:: DATA ROWS

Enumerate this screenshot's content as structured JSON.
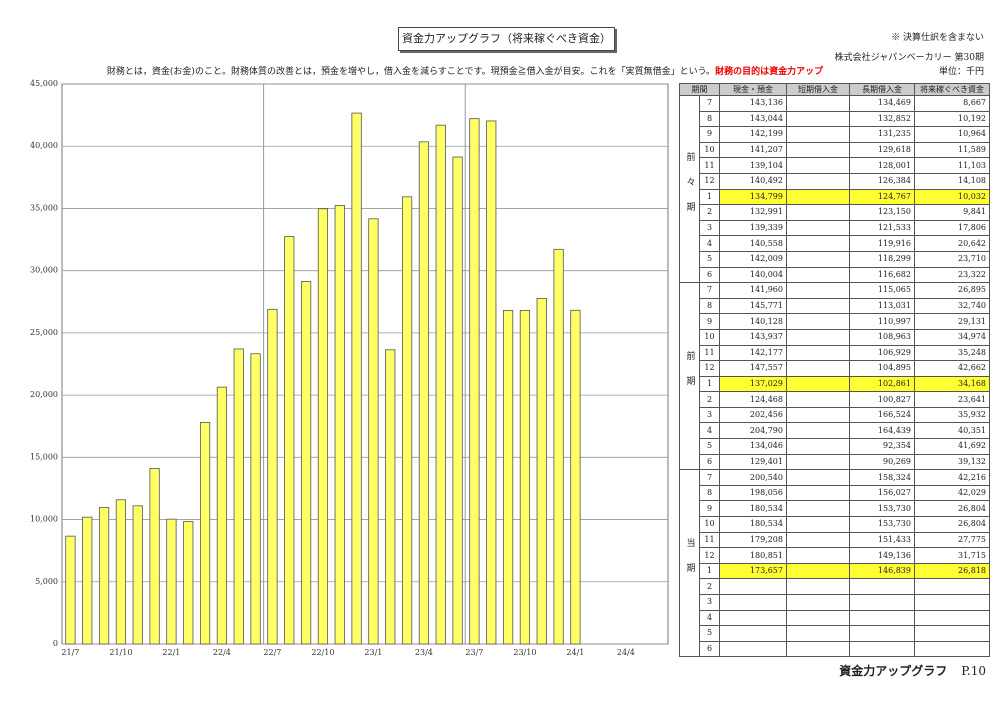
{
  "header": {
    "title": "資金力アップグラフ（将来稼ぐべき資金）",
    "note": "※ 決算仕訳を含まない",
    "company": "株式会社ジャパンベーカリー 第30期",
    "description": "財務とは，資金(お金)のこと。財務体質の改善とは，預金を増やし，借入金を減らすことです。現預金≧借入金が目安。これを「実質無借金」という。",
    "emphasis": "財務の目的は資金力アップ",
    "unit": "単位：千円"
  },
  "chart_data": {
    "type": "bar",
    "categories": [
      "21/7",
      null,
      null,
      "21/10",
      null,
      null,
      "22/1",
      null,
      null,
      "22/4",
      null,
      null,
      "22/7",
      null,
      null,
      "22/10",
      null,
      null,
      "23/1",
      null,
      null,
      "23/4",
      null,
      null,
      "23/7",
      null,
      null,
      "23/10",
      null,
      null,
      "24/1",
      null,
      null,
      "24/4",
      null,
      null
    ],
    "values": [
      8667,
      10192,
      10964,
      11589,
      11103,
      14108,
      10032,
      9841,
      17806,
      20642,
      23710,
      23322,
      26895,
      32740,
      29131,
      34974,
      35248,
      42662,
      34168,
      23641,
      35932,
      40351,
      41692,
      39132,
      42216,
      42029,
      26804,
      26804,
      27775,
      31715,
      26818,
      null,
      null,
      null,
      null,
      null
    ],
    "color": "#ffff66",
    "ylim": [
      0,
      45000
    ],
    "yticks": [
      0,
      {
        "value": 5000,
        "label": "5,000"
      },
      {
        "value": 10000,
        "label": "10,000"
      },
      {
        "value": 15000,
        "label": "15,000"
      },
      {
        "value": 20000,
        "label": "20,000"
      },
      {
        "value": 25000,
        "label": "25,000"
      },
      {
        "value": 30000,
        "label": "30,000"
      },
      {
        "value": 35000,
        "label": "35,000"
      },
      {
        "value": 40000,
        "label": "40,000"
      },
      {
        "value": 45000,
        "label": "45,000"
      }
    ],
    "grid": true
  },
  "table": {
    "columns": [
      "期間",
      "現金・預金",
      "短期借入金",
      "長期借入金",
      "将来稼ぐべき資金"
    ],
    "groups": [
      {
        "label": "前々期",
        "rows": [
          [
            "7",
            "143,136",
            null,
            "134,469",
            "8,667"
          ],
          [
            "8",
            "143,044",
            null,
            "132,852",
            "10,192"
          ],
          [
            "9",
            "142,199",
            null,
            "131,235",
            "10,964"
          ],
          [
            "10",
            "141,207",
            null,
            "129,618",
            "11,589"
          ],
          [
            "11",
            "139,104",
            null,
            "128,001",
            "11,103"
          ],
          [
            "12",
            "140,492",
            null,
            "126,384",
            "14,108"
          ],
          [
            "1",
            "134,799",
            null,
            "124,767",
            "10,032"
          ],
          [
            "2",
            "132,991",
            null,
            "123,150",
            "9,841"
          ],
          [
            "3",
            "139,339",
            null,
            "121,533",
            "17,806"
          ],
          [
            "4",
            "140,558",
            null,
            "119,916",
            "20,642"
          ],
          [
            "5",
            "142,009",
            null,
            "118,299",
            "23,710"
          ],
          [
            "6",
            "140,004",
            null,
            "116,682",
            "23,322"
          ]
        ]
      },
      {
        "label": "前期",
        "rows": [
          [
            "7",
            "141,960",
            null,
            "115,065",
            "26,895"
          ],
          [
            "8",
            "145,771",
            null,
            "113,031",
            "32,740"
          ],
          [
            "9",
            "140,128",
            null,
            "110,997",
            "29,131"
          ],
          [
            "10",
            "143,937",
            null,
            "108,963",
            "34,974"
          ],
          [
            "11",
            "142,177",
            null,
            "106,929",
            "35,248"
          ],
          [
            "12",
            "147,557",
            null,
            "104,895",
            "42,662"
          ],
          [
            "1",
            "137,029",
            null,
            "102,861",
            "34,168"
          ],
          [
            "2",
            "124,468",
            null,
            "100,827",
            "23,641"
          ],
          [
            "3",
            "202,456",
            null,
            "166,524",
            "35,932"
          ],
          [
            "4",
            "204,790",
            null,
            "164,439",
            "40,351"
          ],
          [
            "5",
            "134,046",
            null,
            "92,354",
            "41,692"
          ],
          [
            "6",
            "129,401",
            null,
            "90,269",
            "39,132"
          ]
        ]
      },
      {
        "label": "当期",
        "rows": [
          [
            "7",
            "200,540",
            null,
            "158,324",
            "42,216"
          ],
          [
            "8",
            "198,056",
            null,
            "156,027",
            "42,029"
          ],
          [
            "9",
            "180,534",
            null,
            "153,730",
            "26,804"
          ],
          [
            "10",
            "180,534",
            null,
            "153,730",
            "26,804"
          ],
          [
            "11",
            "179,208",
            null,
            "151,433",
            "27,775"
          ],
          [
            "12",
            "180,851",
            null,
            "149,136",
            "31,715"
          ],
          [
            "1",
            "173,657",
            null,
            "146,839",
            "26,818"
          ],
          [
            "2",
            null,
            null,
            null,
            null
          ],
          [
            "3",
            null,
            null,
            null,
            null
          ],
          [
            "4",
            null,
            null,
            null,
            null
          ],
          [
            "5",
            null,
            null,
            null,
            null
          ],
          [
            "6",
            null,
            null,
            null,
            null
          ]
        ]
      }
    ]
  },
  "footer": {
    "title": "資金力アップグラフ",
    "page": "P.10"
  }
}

::::

_TASK:_
All of the material above is to be copied exactly, except for its images.

_COMPLETE RESPONSE:_
Enumerate this screenshot's content as structured JSON.
{
  "header": {
    "title": "資金力アップグラフ（将来稼ぐべき資金）",
    "note": "※ 決算仕訳を含まない",
    "company": "株式会社ジャパンベーカリー 第30期",
    "description": "財務とは，資金(お金)のこと。財務体質の改善とは，預金を増やし，借入金を減らすことです。現預金≧借入金が目安。これを「実質無借金」という。",
    "emphasis": "財務の目的は資金力アップ",
    "unit": "単位：千円"
  },
  "chart_data": {
    "type": "bar",
    "categories": [
      "21/7",
      null,
      null,
      "21/10",
      null,
      null,
      "22/1",
      null,
      null,
      "22/4",
      null,
      null,
      "22/7",
      null,
      null,
      "22/10",
      null,
      null,
      "23/1",
      null,
      null,
      "23/4",
      null,
      null,
      "23/7",
      null,
      null,
      "23/10",
      null,
      null,
      "24/1",
      null,
      null,
      "24/4",
      null,
      null
    ],
    "values": [
      8667,
      10192,
      10964,
      11589,
      11103,
      14108,
      10032,
      9841,
      17806,
      20642,
      23710,
      23322,
      26895,
      32740,
      29131,
      34974,
      35248,
      42662,
      34168,
      23641,
      35932,
      40351,
      41692,
      39132,
      42216,
      42029,
      26804,
      26804,
      27775,
      31715,
      26818,
      null,
      null,
      null,
      null,
      null
    ],
    "color": "#ffff66",
    "ylim": [
      0,
      45000
    ],
    "yticks": [
      0,
      {
        "value": 5000,
        "label": "5,000"
      },
      {
        "value": 10000,
        "label": "10,000"
      },
      {
        "value": 15000,
        "label": "15,000"
      },
      {
        "value": 20000,
        "label": "20,000"
      },
      {
        "value": 25000,
        "label": "25,000"
      },
      {
        "value": 30000,
        "label": "30,000"
      },
      {
        "value": 35000,
        "label": "35,000"
      },
      {
        "value": 40000,
        "label": "40,000"
      },
      {
        "value": 45000,
        "label": "45,000"
      }
    ],
    "grid": true
  },
  "table": {
    "columns": [
      "期間",
      "現金・預金",
      "短期借入金",
      "長期借入金",
      "将来稼ぐべき資金"
    ],
    "groups": [
      {
        "label": "前々期",
        "rows": [
          [
            "7",
            "143,136",
            null,
            "134,469",
            "8,667"
          ],
          [
            "8",
            "143,044",
            null,
            "132,852",
            "10,192"
          ],
          [
            "9",
            "142,199",
            null,
            "131,235",
            "10,964"
          ],
          [
            "10",
            "141,207",
            null,
            "129,618",
            "11,589"
          ],
          [
            "11",
            "139,104",
            null,
            "128,001",
            "11,103"
          ],
          [
            "12",
            "140,492",
            null,
            "126,384",
            "14,108"
          ],
          [
            "1",
            "134,799",
            null,
            "124,767",
            "10,032"
          ],
          [
            "2",
            "132,991",
            null,
            "123,150",
            "9,841"
          ],
          [
            "3",
            "139,339",
            null,
            "121,533",
            "17,806"
          ],
          [
            "4",
            "140,558",
            null,
            "119,916",
            "20,642"
          ],
          [
            "5",
            "142,009",
            null,
            "118,299",
            "23,710"
          ],
          [
            "6",
            "140,004",
            null,
            "116,682",
            "23,322"
          ]
        ]
      },
      {
        "label": "前期",
        "rows": [
          [
            "7",
            "141,960",
            null,
            "115,065",
            "26,895"
          ],
          [
            "8",
            "145,771",
            null,
            "113,031",
            "32,740"
          ],
          [
            "9",
            "140,128",
            null,
            "110,997",
            "29,131"
          ],
          [
            "10",
            "143,937",
            null,
            "108,963",
            "34,974"
          ],
          [
            "11",
            "142,177",
            null,
            "106,929",
            "35,248"
          ],
          [
            "12",
            "147,557",
            null,
            "104,895",
            "42,662"
          ],
          [
            "1",
            "137,029",
            null,
            "102,861",
            "34,168"
          ],
          [
            "2",
            "124,468",
            null,
            "100,827",
            "23,641"
          ],
          [
            "3",
            "202,456",
            null,
            "166,524",
            "35,932"
          ],
          [
            "4",
            "204,790",
            null,
            "164,439",
            "40,351"
          ],
          [
            "5",
            "134,046",
            null,
            "92,354",
            "41,692"
          ],
          [
            "6",
            "129,401",
            null,
            "90,269",
            "39,132"
          ]
        ]
      },
      {
        "label": "当期",
        "rows": [
          [
            "7",
            "200,540",
            null,
            "158,324",
            "42,216"
          ],
          [
            "8",
            "198,056",
            null,
            "156,027",
            "42,029"
          ],
          [
            "9",
            "180,534",
            null,
            "153,730",
            "26,804"
          ],
          [
            "10",
            "180,534",
            null,
            "153,730",
            "26,804"
          ],
          [
            "11",
            "179,208",
            null,
            "151,433",
            "27,775"
          ],
          [
            "12",
            "180,851",
            null,
            "149,136",
            "31,715"
          ],
          [
            "1",
            "173,657",
            null,
            "146,839",
            "26,818"
          ],
          [
            "2",
            null,
            null,
            null,
            null
          ],
          [
            "3",
            null,
            null,
            null,
            null
          ],
          [
            "4",
            null,
            null,
            null,
            null
          ],
          [
            "5",
            null,
            null,
            null,
            null
          ],
          [
            "6",
            null,
            null,
            null,
            null
          ]
        ]
      }
    ]
  },
  "footer": {
    "title": "資金力アップグラフ",
    "page": "P.10"
  }
}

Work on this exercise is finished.